REQUIREMENT. Make an exact copy of all the data.

○ ○ ○

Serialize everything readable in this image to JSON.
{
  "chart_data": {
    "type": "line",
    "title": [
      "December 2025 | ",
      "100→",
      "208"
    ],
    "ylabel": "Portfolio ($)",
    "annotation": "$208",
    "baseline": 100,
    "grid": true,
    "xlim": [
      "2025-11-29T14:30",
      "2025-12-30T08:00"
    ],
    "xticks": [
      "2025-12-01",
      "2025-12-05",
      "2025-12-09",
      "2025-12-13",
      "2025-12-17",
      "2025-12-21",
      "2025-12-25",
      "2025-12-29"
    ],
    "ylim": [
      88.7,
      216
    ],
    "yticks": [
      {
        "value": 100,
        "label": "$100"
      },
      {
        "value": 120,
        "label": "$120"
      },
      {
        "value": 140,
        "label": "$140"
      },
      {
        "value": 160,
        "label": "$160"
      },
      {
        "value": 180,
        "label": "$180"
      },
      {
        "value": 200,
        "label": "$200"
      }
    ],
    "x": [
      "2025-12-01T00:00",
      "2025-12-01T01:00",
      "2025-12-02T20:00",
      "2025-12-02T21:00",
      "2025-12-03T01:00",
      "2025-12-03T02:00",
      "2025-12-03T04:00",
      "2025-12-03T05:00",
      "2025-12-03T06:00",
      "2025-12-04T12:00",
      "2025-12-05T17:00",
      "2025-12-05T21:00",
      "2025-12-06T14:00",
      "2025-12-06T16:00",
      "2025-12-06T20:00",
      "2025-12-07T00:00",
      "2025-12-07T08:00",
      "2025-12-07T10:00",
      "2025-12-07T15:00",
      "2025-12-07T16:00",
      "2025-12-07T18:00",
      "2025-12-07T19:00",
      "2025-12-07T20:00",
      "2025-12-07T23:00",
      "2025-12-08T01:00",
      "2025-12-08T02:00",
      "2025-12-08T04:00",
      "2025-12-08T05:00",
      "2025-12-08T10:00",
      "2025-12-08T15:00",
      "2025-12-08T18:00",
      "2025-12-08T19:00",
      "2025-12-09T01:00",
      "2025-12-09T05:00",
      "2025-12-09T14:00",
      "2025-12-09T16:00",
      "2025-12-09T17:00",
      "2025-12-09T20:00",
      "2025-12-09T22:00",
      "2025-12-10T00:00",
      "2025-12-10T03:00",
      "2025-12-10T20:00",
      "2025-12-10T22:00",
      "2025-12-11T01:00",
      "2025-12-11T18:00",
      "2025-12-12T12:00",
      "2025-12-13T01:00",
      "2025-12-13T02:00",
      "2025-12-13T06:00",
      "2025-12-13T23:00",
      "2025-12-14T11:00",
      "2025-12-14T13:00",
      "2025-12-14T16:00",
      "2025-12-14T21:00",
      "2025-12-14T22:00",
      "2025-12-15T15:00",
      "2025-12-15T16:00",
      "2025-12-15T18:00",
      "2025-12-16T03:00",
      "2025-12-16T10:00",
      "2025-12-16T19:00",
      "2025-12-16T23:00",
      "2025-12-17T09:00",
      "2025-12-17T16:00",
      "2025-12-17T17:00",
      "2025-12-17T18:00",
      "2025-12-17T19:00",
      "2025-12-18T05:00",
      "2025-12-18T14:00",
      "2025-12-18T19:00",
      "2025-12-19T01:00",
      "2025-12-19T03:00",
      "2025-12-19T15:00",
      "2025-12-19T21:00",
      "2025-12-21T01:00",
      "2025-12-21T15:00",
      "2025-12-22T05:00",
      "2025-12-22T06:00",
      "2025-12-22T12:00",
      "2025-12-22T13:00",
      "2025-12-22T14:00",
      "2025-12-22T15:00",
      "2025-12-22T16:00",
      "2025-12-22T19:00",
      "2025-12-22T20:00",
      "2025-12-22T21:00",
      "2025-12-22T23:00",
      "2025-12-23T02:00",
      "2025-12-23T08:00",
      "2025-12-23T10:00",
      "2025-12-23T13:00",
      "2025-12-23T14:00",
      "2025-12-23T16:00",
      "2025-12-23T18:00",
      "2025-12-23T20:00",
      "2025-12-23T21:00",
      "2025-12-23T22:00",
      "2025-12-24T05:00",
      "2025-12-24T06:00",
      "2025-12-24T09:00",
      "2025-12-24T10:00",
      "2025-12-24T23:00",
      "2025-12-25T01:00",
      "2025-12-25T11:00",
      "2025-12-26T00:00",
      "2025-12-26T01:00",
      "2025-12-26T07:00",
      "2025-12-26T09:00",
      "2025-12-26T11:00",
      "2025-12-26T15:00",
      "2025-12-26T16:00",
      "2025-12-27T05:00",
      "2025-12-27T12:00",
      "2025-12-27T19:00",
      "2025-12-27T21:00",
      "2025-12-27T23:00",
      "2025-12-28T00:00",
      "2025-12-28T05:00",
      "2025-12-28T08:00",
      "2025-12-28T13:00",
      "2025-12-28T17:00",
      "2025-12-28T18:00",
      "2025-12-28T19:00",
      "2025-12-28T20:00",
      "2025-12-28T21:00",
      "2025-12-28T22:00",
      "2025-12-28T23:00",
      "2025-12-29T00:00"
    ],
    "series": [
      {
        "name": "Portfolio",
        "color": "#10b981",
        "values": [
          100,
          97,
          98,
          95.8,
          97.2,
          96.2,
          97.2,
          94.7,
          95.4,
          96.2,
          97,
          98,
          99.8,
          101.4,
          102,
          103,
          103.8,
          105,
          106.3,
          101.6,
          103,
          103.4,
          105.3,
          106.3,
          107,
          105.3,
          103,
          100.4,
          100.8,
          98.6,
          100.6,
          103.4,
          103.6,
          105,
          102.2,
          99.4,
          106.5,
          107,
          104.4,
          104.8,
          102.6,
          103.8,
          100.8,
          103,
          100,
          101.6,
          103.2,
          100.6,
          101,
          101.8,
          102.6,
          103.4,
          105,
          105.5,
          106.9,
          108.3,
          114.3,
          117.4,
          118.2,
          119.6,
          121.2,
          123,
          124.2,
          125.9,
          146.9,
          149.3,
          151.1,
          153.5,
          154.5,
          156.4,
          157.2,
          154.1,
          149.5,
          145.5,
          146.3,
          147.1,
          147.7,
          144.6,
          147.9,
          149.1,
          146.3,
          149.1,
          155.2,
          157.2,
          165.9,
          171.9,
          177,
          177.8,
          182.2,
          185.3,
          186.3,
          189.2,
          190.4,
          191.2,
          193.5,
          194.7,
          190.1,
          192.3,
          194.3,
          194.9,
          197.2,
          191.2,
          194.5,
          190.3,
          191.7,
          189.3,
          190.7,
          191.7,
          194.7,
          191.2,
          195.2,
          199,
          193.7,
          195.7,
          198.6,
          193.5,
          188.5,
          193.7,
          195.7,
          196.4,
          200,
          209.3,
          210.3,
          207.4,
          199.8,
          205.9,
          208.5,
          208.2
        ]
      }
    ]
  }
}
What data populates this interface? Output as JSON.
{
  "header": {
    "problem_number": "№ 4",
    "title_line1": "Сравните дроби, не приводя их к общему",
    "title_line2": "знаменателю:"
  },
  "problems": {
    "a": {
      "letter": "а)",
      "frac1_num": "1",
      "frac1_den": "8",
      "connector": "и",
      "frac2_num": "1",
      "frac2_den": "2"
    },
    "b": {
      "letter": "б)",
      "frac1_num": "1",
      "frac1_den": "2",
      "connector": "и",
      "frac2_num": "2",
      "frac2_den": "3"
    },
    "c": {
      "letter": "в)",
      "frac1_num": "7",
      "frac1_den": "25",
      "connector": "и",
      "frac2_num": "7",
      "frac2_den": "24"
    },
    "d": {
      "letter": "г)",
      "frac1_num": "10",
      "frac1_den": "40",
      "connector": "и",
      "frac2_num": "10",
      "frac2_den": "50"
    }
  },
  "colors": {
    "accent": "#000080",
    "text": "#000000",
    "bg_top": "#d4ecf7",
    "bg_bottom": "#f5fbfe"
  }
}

○ ○ ○

OUTPUT FOR THIS TASK.
Serialize everything readable in this image to JSON.
{
  "chart_data": {
    "type": "line",
    "title": [
      "December 2025 | ",
      "100→",
      "208"
    ],
    "ylabel": "Portfolio ($)",
    "annotation": "$208",
    "baseline": 100,
    "grid": true,
    "xlim": [
      "2025-11-29T14:30",
      "2025-12-30T08:00"
    ],
    "xticks": [
      "2025-12-01",
      "2025-12-05",
      "2025-12-09",
      "2025-12-13",
      "2025-12-17",
      "2025-12-21",
      "2025-12-25",
      "2025-12-29"
    ],
    "ylim": [
      88.7,
      216
    ],
    "yticks": [
      {
        "value": 100,
        "label": "$100"
      },
      {
        "value": 120,
        "label": "$120"
      },
      {
        "value": 140,
        "label": "$140"
      },
      {
        "value": 160,
        "label": "$160"
      },
      {
        "value": 180,
        "label": "$180"
      },
      {
        "value": 200,
        "label": "$200"
      }
    ],
    "x": [
      "2025-12-01T00:00",
      "2025-12-01T01:00",
      "2025-12-02T20:00",
      "2025-12-02T21:00",
      "2025-12-03T01:00",
      "2025-12-03T02:00",
      "2025-12-03T04:00",
      "2025-12-03T05:00",
      "2025-12-03T06:00",
      "2025-12-04T12:00",
      "2025-12-05T17:00",
      "2025-12-05T21:00",
      "2025-12-06T14:00",
      "2025-12-06T16:00",
      "2025-12-06T20:00",
      "2025-12-07T00:00",
      "2025-12-07T08:00",
      "2025-12-07T10:00",
      "2025-12-07T15:00",
      "2025-12-07T16:00",
      "2025-12-07T18:00",
      "2025-12-07T19:00",
      "2025-12-07T20:00",
      "2025-12-07T23:00",
      "2025-12-08T01:00",
      "2025-12-08T02:00",
      "2025-12-08T04:00",
      "2025-12-08T05:00",
      "2025-12-08T10:00",
      "2025-12-08T15:00",
      "2025-12-08T18:00",
      "2025-12-08T19:00",
      "2025-12-09T01:00",
      "2025-12-09T05:00",
      "2025-12-09T14:00",
      "2025-12-09T16:00",
      "2025-12-09T17:00",
      "2025-12-09T20:00",
      "2025-12-09T22:00",
      "2025-12-10T00:00",
      "2025-12-10T03:00",
      "2025-12-10T20:00",
      "2025-12-10T22:00",
      "2025-12-11T01:00",
      "2025-12-11T18:00",
      "2025-12-12T12:00",
      "2025-12-13T01:00",
      "2025-12-13T02:00",
      "2025-12-13T06:00",
      "2025-12-13T23:00",
      "2025-12-14T11:00",
      "2025-12-14T13:00",
      "2025-12-14T16:00",
      "2025-12-14T21:00",
      "2025-12-14T22:00",
      "2025-12-15T15:00",
      "2025-12-15T16:00",
      "2025-12-15T18:00",
      "2025-12-16T03:00",
      "2025-12-16T10:00",
      "2025-12-16T19:00",
      "2025-12-16T23:00",
      "2025-12-17T09:00",
      "2025-12-17T16:00",
      "2025-12-17T17:00",
      "2025-12-17T18:00",
      "2025-12-17T19:00",
      "2025-12-18T05:00",
      "2025-12-18T14:00",
      "2025-12-18T19:00",
      "2025-12-19T01:00",
      "2025-12-19T03:00",
      "2025-12-19T15:00",
      "2025-12-19T21:00",
      "2025-12-21T01:00",
      "2025-12-21T15:00",
      "2025-12-22T05:00",
      "2025-12-22T06:00",
      "2025-12-22T12:00",
      "2025-12-22T13:00",
      "2025-12-22T14:00",
      "2025-12-22T15:00",
      "2025-12-22T16:00",
      "2025-12-22T19:00",
      "2025-12-22T20:00",
      "2025-12-22T21:00",
      "2025-12-22T23:00",
      "2025-12-23T02:00",
      "2025-12-23T08:00",
      "2025-12-23T10:00",
      "2025-12-23T13:00",
      "2025-12-23T14:00",
      "2025-12-23T16:00",
      "2025-12-23T18:00",
      "2025-12-23T20:00",
      "2025-12-23T21:00",
      "2025-12-23T22:00",
      "2025-12-24T05:00",
      "2025-12-24T06:00",
      "2025-12-24T09:00",
      "2025-12-24T10:00",
      "2025-12-24T23:00",
      "2025-12-25T01:00",
      "2025-12-25T11:00",
      "2025-12-26T00:00",
      "2025-12-26T01:00",
      "2025-12-26T07:00",
      "2025-12-26T09:00",
      "2025-12-26T11:00",
      "2025-12-26T15:00",
      "2025-12-26T16:00",
      "2025-12-27T05:00",
      "2025-12-27T12:00",
      "2025-12-27T19:00",
      "2025-12-27T21:00",
      "2025-12-27T23:00",
      "2025-12-28T00:00",
      "2025-12-28T05:00",
      "2025-12-28T08:00",
      "2025-12-28T13:00",
      "2025-12-28T17:00",
      "2025-12-28T18:00",
      "2025-12-28T19:00",
      "2025-12-28T20:00",
      "2025-12-28T21:00",
      "2025-12-28T22:00",
      "2025-12-28T23:00",
      "2025-12-29T00:00"
    ],
    "series": [
      {
        "name": "Portfolio",
        "color": "#10b981",
        "values": [
          100,
          97,
          98,
          95.8,
          97.2,
          96.2,
          97.2,
          94.7,
          95.4,
          96.2,
          97,
          98,
          99.8,
          101.4,
          102,
          103,
          103.8,
          105,
          106.3,
          101.6,
          103,
          103.4,
          105.3,
          106.3,
          107,
          105.3,
          103,
          100.4,
          100.8,
          98.6,
          100.6,
          103.4,
          103.6,
          105,
          102.2,
          99.4,
          106.5,
          107,
          104.4,
          104.8,
          102.6,
          103.8,
          100.8,
          103,
          100,
          101.6,
          103.2,
          100.6,
          101,
          101.8,
          102.6,
          103.4,
          105,
          105.5,
          106.9,
          108.3,
          114.3,
          117.4,
          118.2,
          119.6,
          121.2,
          123,
          124.2,
          125.9,
          146.9,
          149.3,
          151.1,
          153.5,
          154.5,
          156.4,
          157.2,
          154.1,
          149.5,
          145.5,
          146.3,
          147.1,
          147.7,
          144.6,
          147.9,
          149.1,
          146.3,
          149.1,
          155.2,
          157.2,
          165.9,
          171.9,
          177,
          177.8,
          182.2,
          185.3,
          186.3,
          189.2,
          190.4,
          191.2,
          193.5,
          194.7,
          190.1,
          192.3,
          194.3,
          194.9,
          197.2,
          191.2,
          194.5,
          190.3,
          191.7,
          189.3,
          190.7,
          191.7,
          194.7,
          191.2,
          195.2,
          199,
          193.7,
          195.7,
          198.6,
          193.5,
          188.5,
          193.7,
          195.7,
          196.4,
          200,
          209.3,
          210.3,
          207.4,
          199.8,
          205.9,
          208.5,
          208.2
        ]
      }
    ]
  }
}
What data populates this interface? Output as JSON.
{
  "header": {
    "problem_number": "№ 4",
    "title_line1": "Сравните дроби, не приводя их к общему",
    "title_line2": "знаменателю:"
  },
  "problems": {
    "a": {
      "letter": "а)",
      "frac1_num": "1",
      "frac1_den": "8",
      "connector": "и",
      "frac2_num": "1",
      "frac2_den": "2"
    },
    "b": {
      "letter": "б)",
      "frac1_num": "1",
      "frac1_den": "2",
      "connector": "и",
      "frac2_num": "2",
      "frac2_den": "3"
    },
    "c": {
      "letter": "в)",
      "frac1_num": "7",
      "frac1_den": "25",
      "connector": "и",
      "frac2_num": "7",
      "frac2_den": "24"
    },
    "d": {
      "letter": "г)",
      "frac1_num": "10",
      "frac1_den": "40",
      "connector": "и",
      "frac2_num": "10",
      "frac2_den": "50"
    }
  },
  "colors": {
    "accent": "#000080",
    "text": "#000000",
    "bg_top": "#d4ecf7",
    "bg_bottom": "#f5fbfe"
  }
}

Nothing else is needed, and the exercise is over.